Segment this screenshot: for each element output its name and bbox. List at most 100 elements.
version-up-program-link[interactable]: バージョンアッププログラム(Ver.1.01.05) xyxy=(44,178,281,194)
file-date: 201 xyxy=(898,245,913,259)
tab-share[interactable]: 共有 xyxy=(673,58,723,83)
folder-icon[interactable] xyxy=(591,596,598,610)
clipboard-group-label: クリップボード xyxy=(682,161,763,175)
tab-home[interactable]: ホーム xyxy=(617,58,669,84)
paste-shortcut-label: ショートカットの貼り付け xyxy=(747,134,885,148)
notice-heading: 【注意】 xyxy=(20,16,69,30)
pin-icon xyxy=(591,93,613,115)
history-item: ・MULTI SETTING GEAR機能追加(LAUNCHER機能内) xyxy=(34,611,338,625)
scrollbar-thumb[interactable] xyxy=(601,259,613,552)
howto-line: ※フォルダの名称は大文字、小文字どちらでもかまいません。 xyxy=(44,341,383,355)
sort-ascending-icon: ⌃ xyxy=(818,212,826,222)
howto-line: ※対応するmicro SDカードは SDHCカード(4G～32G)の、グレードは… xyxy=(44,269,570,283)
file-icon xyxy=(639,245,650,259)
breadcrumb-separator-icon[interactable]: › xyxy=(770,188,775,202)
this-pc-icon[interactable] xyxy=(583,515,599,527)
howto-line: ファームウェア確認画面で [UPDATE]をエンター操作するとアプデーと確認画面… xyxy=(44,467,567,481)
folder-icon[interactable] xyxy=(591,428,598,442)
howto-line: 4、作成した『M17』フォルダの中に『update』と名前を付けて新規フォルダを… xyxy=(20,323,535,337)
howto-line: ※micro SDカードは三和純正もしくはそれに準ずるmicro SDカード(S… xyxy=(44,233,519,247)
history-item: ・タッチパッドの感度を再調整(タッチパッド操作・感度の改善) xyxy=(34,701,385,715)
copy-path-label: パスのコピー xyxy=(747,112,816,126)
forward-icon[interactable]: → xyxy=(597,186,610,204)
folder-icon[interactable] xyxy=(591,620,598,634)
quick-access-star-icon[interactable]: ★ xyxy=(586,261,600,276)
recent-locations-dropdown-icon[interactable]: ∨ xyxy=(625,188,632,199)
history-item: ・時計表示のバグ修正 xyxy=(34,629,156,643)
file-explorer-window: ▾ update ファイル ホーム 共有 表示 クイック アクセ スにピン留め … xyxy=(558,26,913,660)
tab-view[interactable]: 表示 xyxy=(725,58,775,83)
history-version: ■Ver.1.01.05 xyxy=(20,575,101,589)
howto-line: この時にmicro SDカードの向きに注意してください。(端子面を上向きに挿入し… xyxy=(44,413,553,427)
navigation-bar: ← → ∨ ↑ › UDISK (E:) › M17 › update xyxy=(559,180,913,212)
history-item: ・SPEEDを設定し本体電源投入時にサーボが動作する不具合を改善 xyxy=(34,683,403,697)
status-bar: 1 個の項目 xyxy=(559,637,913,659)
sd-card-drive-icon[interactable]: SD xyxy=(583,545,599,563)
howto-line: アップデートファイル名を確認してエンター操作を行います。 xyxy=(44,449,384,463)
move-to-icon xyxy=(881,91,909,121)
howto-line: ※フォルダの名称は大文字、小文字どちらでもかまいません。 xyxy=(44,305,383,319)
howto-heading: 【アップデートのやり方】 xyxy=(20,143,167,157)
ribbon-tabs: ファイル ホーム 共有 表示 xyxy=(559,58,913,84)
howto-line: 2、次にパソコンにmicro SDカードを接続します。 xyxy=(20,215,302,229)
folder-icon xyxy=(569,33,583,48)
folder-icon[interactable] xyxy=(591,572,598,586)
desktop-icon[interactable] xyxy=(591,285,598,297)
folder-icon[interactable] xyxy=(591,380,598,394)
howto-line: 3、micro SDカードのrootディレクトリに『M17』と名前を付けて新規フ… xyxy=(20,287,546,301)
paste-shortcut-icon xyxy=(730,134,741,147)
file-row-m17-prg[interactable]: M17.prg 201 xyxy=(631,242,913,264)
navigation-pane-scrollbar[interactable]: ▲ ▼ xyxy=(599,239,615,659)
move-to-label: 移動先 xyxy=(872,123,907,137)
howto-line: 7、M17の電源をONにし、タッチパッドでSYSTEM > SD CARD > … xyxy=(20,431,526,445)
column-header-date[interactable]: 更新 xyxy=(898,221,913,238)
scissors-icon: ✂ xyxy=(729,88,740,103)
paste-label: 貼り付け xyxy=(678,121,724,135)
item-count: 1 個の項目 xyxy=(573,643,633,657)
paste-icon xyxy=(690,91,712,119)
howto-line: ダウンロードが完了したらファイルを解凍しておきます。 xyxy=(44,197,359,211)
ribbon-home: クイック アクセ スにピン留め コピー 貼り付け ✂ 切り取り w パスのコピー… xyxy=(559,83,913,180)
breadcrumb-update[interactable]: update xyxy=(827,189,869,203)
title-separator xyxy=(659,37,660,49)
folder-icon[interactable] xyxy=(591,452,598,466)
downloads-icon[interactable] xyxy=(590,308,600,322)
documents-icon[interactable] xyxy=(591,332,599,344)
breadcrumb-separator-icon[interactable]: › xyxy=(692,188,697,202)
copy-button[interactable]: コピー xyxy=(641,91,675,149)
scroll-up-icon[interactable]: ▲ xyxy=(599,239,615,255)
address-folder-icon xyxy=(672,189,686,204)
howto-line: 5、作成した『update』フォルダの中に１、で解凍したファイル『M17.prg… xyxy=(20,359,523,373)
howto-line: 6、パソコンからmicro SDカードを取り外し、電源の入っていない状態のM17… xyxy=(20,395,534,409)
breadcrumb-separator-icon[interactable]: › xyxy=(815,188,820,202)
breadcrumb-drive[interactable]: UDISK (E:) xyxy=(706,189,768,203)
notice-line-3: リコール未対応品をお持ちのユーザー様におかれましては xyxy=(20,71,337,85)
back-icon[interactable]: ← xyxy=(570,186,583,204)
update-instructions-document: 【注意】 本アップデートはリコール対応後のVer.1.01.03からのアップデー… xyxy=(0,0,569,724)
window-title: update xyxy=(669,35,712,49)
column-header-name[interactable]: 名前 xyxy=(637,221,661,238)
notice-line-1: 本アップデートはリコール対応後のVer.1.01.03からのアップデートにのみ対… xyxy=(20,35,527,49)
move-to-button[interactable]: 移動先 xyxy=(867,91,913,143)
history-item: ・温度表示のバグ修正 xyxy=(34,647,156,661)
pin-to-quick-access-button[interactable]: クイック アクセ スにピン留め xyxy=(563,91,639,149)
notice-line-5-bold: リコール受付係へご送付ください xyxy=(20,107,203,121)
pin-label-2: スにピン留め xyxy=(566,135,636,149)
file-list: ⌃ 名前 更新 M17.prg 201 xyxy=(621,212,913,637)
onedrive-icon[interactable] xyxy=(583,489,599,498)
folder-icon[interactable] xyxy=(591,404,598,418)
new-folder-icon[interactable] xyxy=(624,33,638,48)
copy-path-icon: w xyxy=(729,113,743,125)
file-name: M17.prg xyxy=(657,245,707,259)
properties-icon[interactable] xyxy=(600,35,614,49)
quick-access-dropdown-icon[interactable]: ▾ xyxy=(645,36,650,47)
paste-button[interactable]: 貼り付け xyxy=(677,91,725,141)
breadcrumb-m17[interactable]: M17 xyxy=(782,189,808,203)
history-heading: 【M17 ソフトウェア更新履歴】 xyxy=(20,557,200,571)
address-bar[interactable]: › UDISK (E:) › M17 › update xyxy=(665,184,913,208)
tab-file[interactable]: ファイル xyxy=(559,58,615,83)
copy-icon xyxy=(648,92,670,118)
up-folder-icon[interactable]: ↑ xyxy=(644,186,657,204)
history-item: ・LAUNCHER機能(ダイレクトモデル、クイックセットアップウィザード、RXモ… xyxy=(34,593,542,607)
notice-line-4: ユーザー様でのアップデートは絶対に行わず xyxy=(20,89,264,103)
####################
*AIM*: Render the material above, from its first line through the line containing "tab-share[interactable]: 共有 xyxy=(673,58,723,83)", as a Markdown table with columns "No." and "Entry". Give each line its own numbered row and omit any blank lines.

*SOLUTION TO THE PROBLEM*:
| No. | Entry |
|---|---|
| 1 | Segment this screenshot: for each element output its name and bbox. List at most 100 elements. |
| 2 | version-up-program-link[interactable]: バージョンアッププログラム(Ver.1.01.05) xyxy=(44,178,281,194) |
| 3 | file-date: 201 xyxy=(898,245,913,259) |
| 4 | tab-share[interactable]: 共有 xyxy=(673,58,723,83) |